___ Data to process

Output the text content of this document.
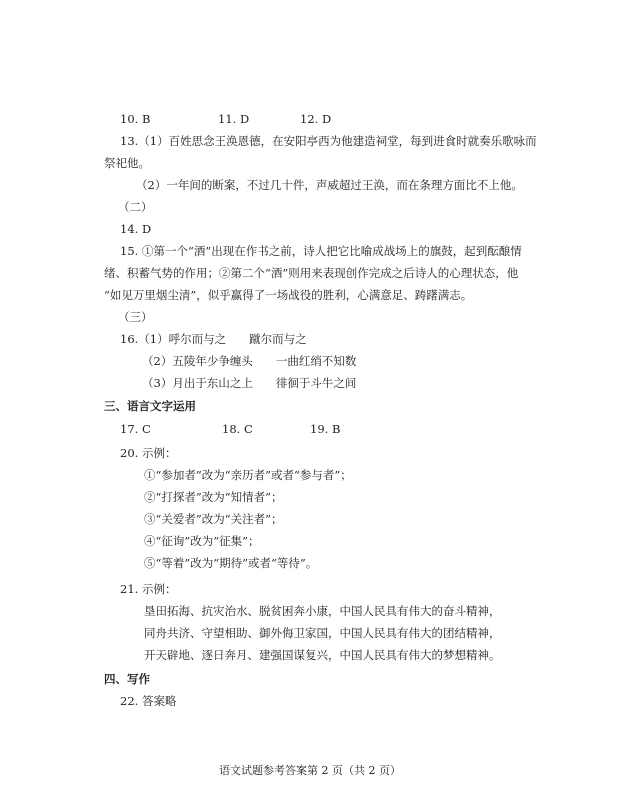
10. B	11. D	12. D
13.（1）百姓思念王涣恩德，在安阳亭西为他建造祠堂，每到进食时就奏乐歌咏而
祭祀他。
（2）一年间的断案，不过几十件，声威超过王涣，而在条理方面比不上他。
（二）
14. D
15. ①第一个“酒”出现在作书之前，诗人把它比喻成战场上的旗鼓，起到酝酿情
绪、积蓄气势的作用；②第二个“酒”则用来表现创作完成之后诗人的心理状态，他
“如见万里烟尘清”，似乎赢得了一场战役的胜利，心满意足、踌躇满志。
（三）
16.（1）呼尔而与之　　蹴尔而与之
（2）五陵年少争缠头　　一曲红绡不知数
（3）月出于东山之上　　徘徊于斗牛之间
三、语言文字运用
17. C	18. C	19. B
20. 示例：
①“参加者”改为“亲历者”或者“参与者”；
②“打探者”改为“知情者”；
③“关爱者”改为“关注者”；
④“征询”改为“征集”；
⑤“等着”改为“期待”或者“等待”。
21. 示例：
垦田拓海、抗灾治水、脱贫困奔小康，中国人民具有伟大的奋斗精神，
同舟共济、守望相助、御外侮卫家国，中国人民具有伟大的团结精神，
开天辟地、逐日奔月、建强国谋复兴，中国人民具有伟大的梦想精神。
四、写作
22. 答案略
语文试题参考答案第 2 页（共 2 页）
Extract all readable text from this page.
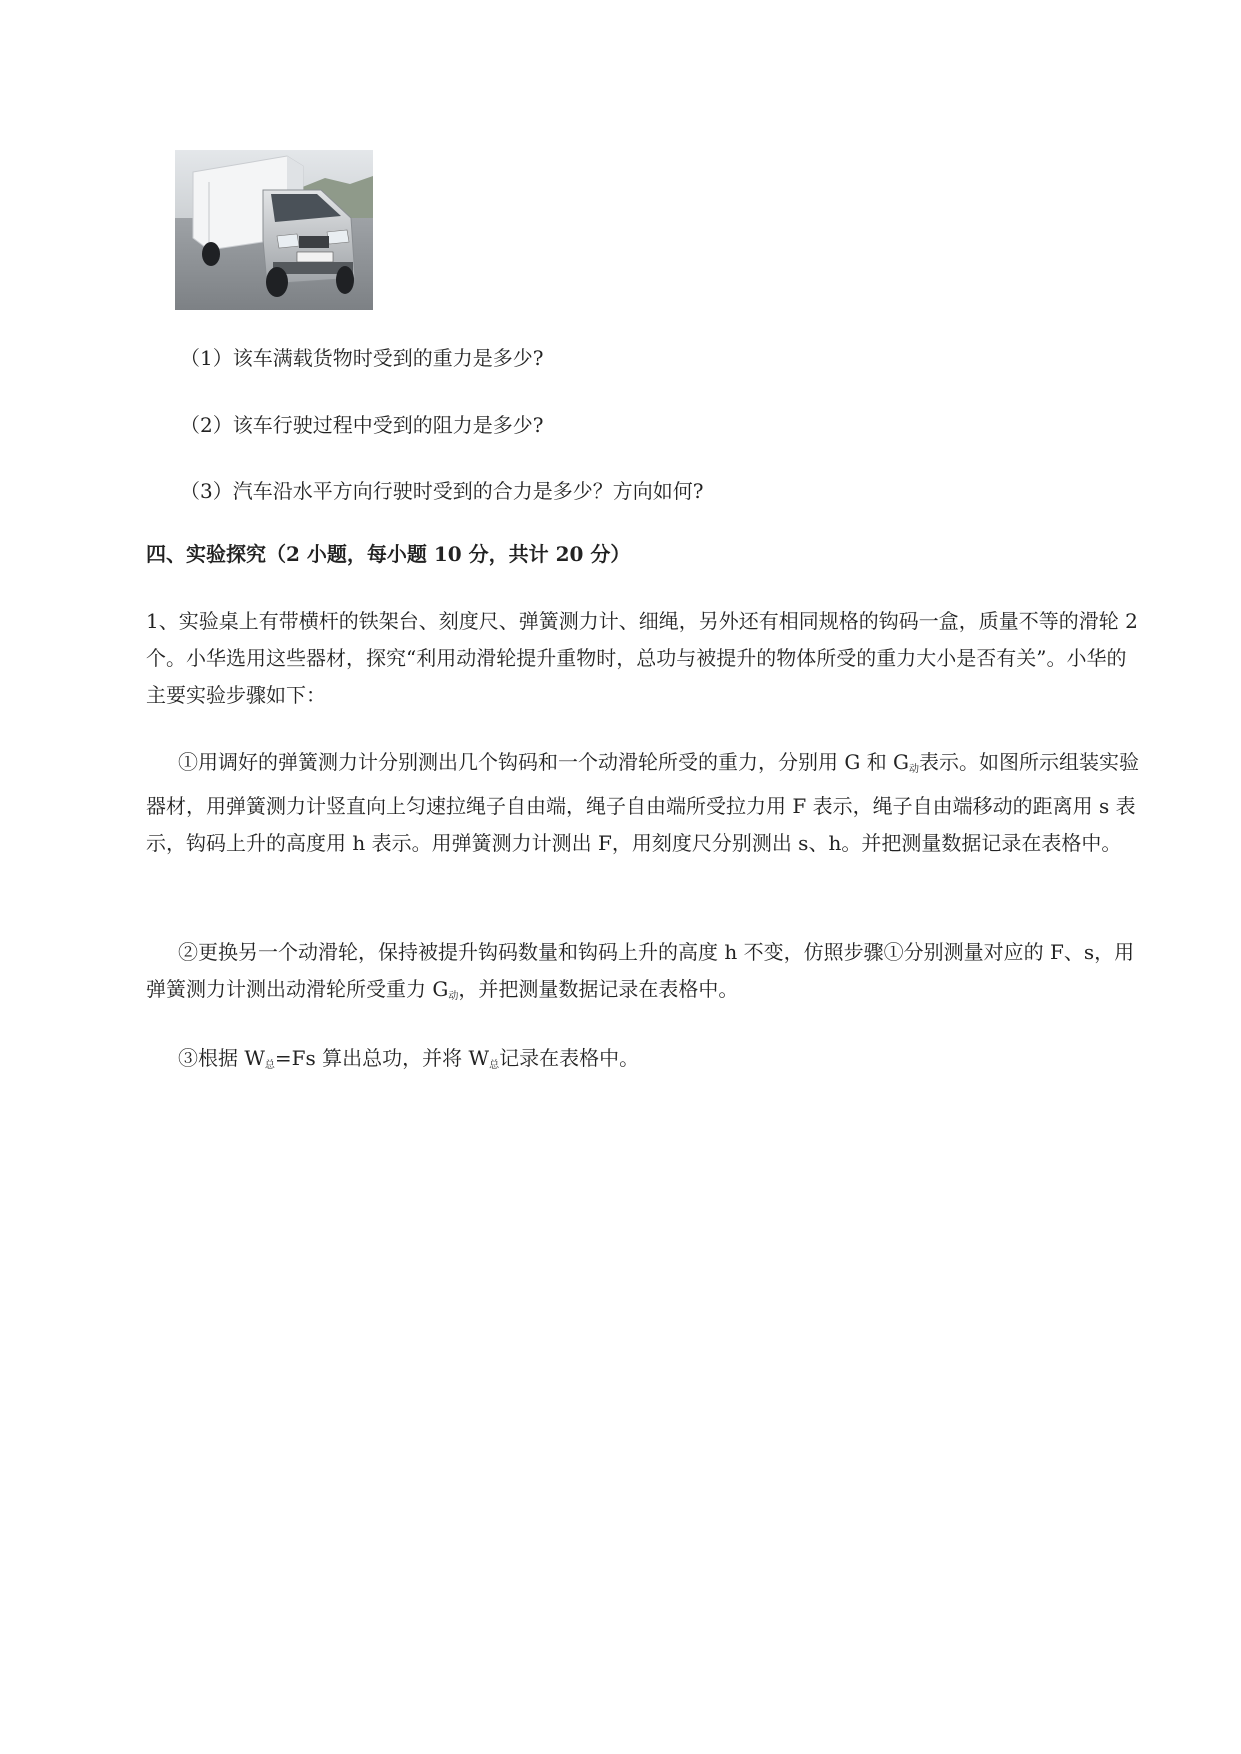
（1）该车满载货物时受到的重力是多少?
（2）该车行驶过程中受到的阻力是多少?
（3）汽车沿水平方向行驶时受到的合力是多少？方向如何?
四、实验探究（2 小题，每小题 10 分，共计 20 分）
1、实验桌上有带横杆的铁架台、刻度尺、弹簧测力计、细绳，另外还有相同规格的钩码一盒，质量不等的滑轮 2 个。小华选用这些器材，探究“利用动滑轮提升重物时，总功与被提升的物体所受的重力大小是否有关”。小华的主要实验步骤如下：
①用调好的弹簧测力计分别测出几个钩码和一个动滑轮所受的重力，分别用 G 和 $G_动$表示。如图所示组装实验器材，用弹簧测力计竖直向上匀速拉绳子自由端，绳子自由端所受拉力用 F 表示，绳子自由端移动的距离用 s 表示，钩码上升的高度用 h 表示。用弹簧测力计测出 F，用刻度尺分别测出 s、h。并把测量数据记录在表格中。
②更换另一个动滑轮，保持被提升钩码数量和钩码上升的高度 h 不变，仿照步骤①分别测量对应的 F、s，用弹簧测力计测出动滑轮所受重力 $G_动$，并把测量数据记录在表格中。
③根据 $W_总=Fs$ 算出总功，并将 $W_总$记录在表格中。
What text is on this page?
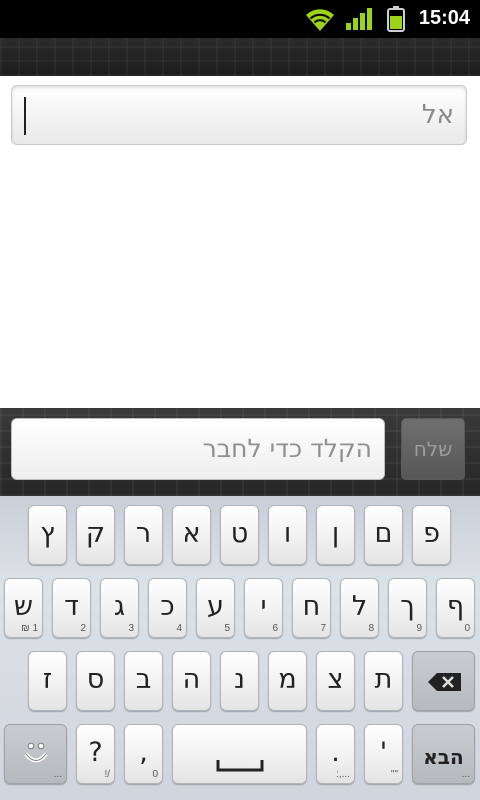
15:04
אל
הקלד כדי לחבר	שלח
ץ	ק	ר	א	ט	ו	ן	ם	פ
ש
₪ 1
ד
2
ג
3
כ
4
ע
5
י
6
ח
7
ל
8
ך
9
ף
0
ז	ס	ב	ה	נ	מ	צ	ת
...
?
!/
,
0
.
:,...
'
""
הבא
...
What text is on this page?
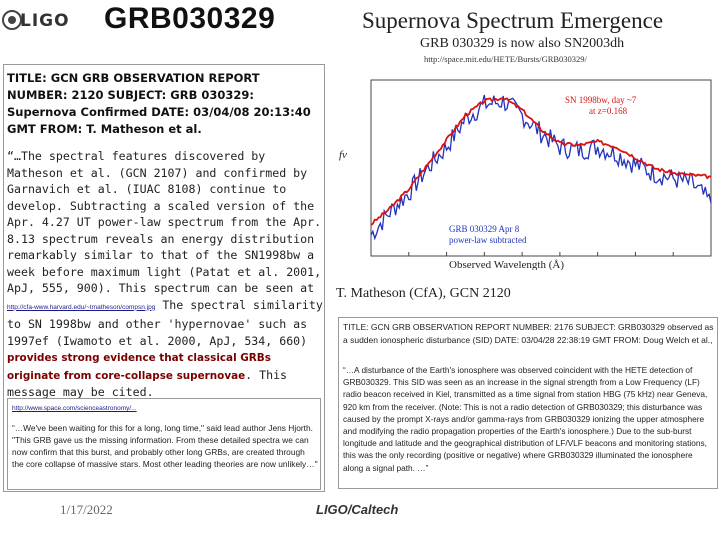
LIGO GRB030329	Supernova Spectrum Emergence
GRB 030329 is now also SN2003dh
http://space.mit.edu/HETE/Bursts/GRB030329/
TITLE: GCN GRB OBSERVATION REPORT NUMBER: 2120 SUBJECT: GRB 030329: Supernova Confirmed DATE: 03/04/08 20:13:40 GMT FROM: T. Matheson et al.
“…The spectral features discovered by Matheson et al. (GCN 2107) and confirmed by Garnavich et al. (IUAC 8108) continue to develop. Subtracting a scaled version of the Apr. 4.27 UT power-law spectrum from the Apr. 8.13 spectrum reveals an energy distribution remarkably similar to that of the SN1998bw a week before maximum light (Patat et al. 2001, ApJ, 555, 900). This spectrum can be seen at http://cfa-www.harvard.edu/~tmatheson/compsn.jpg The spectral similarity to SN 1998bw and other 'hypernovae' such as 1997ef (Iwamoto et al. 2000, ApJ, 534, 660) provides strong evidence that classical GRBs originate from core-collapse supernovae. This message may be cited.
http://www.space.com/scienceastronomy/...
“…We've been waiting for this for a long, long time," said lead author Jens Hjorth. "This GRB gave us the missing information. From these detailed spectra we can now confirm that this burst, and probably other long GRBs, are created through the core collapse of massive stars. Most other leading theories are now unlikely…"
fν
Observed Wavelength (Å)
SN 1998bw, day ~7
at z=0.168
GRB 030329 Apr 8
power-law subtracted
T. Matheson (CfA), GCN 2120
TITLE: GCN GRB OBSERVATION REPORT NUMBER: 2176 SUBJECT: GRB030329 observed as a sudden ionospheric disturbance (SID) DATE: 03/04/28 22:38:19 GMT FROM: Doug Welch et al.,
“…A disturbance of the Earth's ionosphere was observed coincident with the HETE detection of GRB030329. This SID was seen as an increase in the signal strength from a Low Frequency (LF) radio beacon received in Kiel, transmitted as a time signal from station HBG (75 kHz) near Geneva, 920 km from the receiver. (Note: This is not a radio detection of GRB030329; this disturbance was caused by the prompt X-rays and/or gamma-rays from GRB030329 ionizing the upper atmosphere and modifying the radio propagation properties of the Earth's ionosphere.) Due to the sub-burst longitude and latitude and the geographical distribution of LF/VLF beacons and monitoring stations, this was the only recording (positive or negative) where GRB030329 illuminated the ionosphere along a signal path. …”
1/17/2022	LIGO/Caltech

______

### Goal of the exercise
Reproduce each line exactly as it appears, omitting the pictures.

### In response
Output the text content of this document.
10. B	11. D	12. D
13.（1）百姓思念王涣恩德，在安阳亭西为他建造祠堂，每到进食时就奏乐歌咏而
祭祀他。
（2）一年间的断案，不过几十件，声威超过王涣，而在条理方面比不上他。
（二）
14. D
15. ①第一个“酒”出现在作书之前，诗人把它比喻成战场上的旗鼓，起到酝酿情
绪、积蓄气势的作用；②第二个“酒”则用来表现创作完成之后诗人的心理状态，他
“如见万里烟尘清”，似乎赢得了一场战役的胜利，心满意足、踌躇满志。
（三）
16.（1）呼尔而与之　　蹴尔而与之
（2）五陵年少争缠头　　一曲红绡不知数
（3）月出于东山之上　　徘徊于斗牛之间
三、语言文字运用
17. C	18. C	19. B
20. 示例：
①“参加者”改为“亲历者”或者“参与者”；
②“打探者”改为“知情者”；
③“关爱者”改为“关注者”；
④“征询”改为“征集”；
⑤“等着”改为“期待”或者“等待”。
21. 示例：
垦田拓海、抗灾治水、脱贫困奔小康，中国人民具有伟大的奋斗精神，
同舟共济、守望相助、御外侮卫家国，中国人民具有伟大的团结精神，
开天辟地、逐日奔月、建强国谋复兴，中国人民具有伟大的梦想精神。
四、写作
22. 答案略
语文试题参考答案第 2 页（共 2 页）
Extract all readable text from this page.
（1）该车满载货物时受到的重力是多少?
（2）该车行驶过程中受到的阻力是多少?
（3）汽车沿水平方向行驶时受到的合力是多少？方向如何?
四、实验探究（2 小题，每小题 10 分，共计 20 分）
1、实验桌上有带横杆的铁架台、刻度尺、弹簧测力计、细绳，另外还有相同规格的钩码一盒，质量不等的滑轮 2 个。小华选用这些器材，探究“利用动滑轮提升重物时，总功与被提升的物体所受的重力大小是否有关”。小华的主要实验步骤如下：
①用调好的弹簧测力计分别测出几个钩码和一个动滑轮所受的重力，分别用 G 和 $G_动$表示。如图所示组装实验器材，用弹簧测力计竖直向上匀速拉绳子自由端，绳子自由端所受拉力用 F 表示，绳子自由端移动的距离用 s 表示，钩码上升的高度用 h 表示。用弹簧测力计测出 F，用刻度尺分别测出 s、h。并把测量数据记录在表格中。
②更换另一个动滑轮，保持被提升钩码数量和钩码上升的高度 h 不变，仿照步骤①分别测量对应的 F、s，用弹簧测力计测出动滑轮所受重力 $G_动$，并把测量数据记录在表格中。
③根据 $W_总=Fs$ 算出总功，并将 $W_总$记录在表格中。
What text is on this page?
15:04
אל
הקלד כדי לחבר	שלח
ץ	ק	ר	א	ט	ו	ן	ם	פ
ש
₪ 1
ד
2
ג
3
כ
4
ע
5
י
6
ח
7
ל
8
ך
9
ף
0
ז	ס	ב	ה	נ	מ	צ	ת
...
?
!/
,
0
.
:,...
'
""
הבא
...
What text is on this page?
LIGO GRB030329	Supernova Spectrum Emergence
GRB 030329 is now also SN2003dh
http://space.mit.edu/HETE/Bursts/GRB030329/
TITLE: GCN GRB OBSERVATION REPORT NUMBER: 2120 SUBJECT: GRB 030329: Supernova Confirmed DATE: 03/04/08 20:13:40 GMT FROM: T. Matheson et al.
“…The spectral features discovered by Matheson et al. (GCN 2107) and confirmed by Garnavich et al. (IUAC 8108) continue to develop. Subtracting a scaled version of the Apr. 4.27 UT power-law spectrum from the Apr. 8.13 spectrum reveals an energy distribution remarkably similar to that of the SN1998bw a week before maximum light (Patat et al. 2001, ApJ, 555, 900). This spectrum can be seen at http://cfa-www.harvard.edu/~tmatheson/compsn.jpg The spectral similarity to SN 1998bw and other 'hypernovae' such as 1997ef (Iwamoto et al. 2000, ApJ, 534, 660) provides strong evidence that classical GRBs originate from core-collapse supernovae. This message may be cited.
http://www.space.com/scienceastronomy/...
“…We've been waiting for this for a long, long time," said lead author Jens Hjorth. "This GRB gave us the missing information. From these detailed spectra we can now confirm that this burst, and probably other long GRBs, are created through the core collapse of massive stars. Most other leading theories are now unlikely…"
fν
Observed Wavelength (Å)
SN 1998bw, day ~7
at z=0.168
GRB 030329 Apr 8
power-law subtracted
T. Matheson (CfA), GCN 2120
TITLE: GCN GRB OBSERVATION REPORT NUMBER: 2176 SUBJECT: GRB030329 observed as a sudden ionospheric disturbance (SID) DATE: 03/04/28 22:38:19 GMT FROM: Doug Welch et al.,
“…A disturbance of the Earth's ionosphere was observed coincident with the HETE detection of GRB030329. This SID was seen as an increase in the signal strength from a Low Frequency (LF) radio beacon received in Kiel, transmitted as a time signal from station HBG (75 kHz) near Geneva, 920 km from the receiver. (Note: This is not a radio detection of GRB030329; this disturbance was caused by the prompt X-rays and/or gamma-rays from GRB030329 ionizing the upper atmosphere and modifying the radio propagation properties of the Earth's ionosphere.) Due to the sub-burst longitude and latitude and the geographical distribution of LF/VLF beacons and monitoring stations, this was the only recording (positive or negative) where GRB030329 illuminated the ionosphere along a signal path. …”
1/17/2022	LIGO/Caltech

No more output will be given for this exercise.